Requirements: Drop the images; return everything else in the listing below exactly.

>>

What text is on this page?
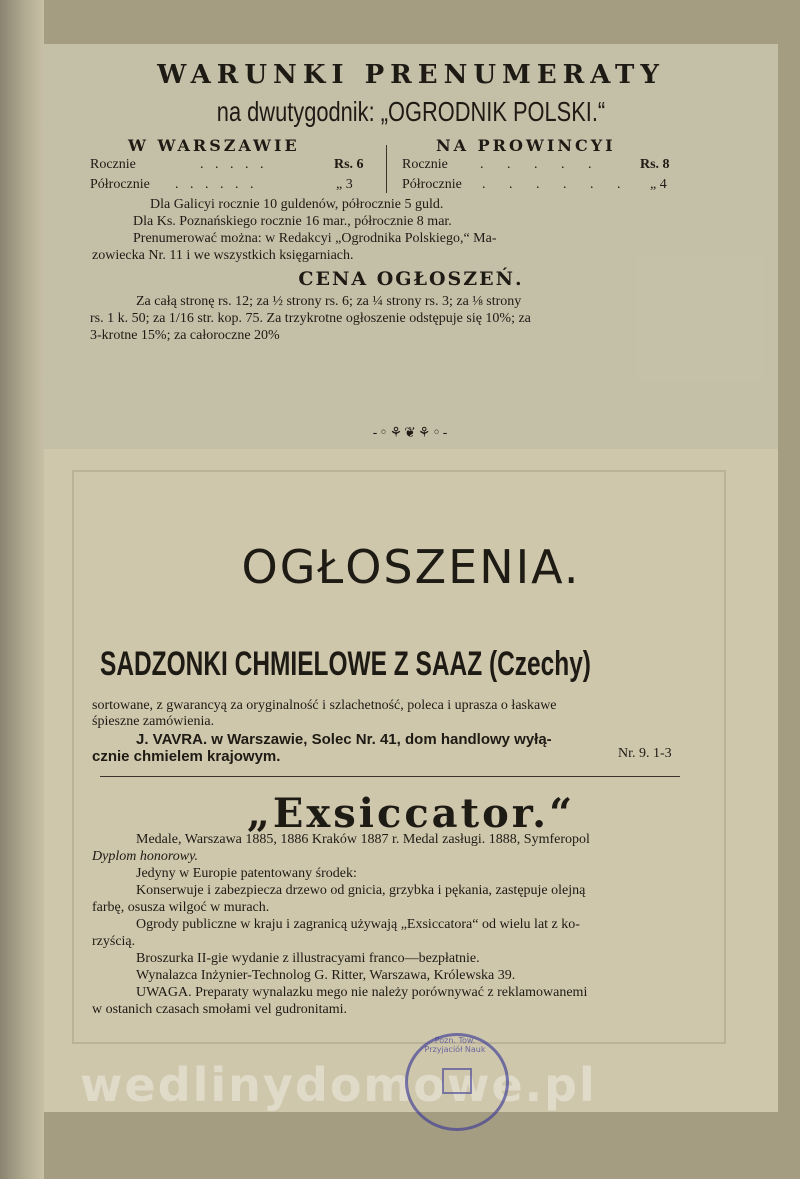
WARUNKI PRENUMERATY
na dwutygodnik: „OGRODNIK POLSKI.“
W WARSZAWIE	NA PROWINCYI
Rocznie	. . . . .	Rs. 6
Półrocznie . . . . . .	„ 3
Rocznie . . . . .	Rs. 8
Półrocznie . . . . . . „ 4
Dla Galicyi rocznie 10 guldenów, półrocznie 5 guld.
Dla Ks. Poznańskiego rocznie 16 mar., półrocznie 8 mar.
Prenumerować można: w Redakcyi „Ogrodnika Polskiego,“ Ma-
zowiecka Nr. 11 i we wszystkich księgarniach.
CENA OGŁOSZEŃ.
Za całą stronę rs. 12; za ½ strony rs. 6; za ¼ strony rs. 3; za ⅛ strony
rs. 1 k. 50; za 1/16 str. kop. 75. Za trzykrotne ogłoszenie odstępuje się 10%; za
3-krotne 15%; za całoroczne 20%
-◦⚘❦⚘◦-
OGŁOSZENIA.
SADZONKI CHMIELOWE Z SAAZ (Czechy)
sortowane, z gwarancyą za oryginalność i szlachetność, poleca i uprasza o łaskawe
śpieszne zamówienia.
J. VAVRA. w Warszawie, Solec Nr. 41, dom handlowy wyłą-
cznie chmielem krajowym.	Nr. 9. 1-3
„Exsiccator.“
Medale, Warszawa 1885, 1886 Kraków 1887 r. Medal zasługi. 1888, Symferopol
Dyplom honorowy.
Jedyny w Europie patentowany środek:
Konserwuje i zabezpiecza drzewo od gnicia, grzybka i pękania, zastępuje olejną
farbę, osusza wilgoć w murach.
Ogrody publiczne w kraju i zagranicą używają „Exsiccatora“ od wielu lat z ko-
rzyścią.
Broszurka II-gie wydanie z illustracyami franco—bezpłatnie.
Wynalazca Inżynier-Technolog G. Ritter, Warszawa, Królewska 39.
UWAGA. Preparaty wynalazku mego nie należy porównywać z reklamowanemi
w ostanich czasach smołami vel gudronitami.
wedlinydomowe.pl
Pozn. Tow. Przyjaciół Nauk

<<

Result of this exercise:
What text is on this page?
WARUNKI PRENUMERATY
na dwutygodnik: „OGRODNIK POLSKI.“
W WARSZAWIE	NA PROWINCYI
Rocznie	. . . . .	Rs. 6
Półrocznie . . . . . .	„ 3
Rocznie . . . . .	Rs. 8
Półrocznie . . . . . . „ 4
Dla Galicyi rocznie 10 guldenów, półrocznie 5 guld.
Dla Ks. Poznańskiego rocznie 16 mar., półrocznie 8 mar.
Prenumerować można: w Redakcyi „Ogrodnika Polskiego,“ Ma-
zowiecka Nr. 11 i we wszystkich księgarniach.
CENA OGŁOSZEŃ.
Za całą stronę rs. 12; za ½ strony rs. 6; za ¼ strony rs. 3; za ⅛ strony
rs. 1 k. 50; za 1/16 str. kop. 75. Za trzykrotne ogłoszenie odstępuje się 10%; za
3-krotne 15%; za całoroczne 20%
-◦⚘❦⚘◦-
OGŁOSZENIA.
SADZONKI CHMIELOWE Z SAAZ (Czechy)
sortowane, z gwarancyą za oryginalność i szlachetność, poleca i uprasza o łaskawe
śpieszne zamówienia.
J. VAVRA. w Warszawie, Solec Nr. 41, dom handlowy wyłą-
cznie chmielem krajowym.	Nr. 9. 1-3
„Exsiccator.“
Medale, Warszawa 1885, 1886 Kraków 1887 r. Medal zasługi. 1888, Symferopol
Dyplom honorowy.
Jedyny w Europie patentowany środek:
Konserwuje i zabezpiecza drzewo od gnicia, grzybka i pękania, zastępuje olejną
farbę, osusza wilgoć w murach.
Ogrody publiczne w kraju i zagranicą używają „Exsiccatora“ od wielu lat z ko-
rzyścią.
Broszurka II-gie wydanie z illustracyami franco—bezpłatnie.
Wynalazca Inżynier-Technolog G. Ritter, Warszawa, Królewska 39.
UWAGA. Preparaty wynalazku mego nie należy porównywać z reklamowanemi
w ostanich czasach smołami vel gudronitami.
wedlinydomowe.pl
Pozn. Tow. Przyjaciół Nauk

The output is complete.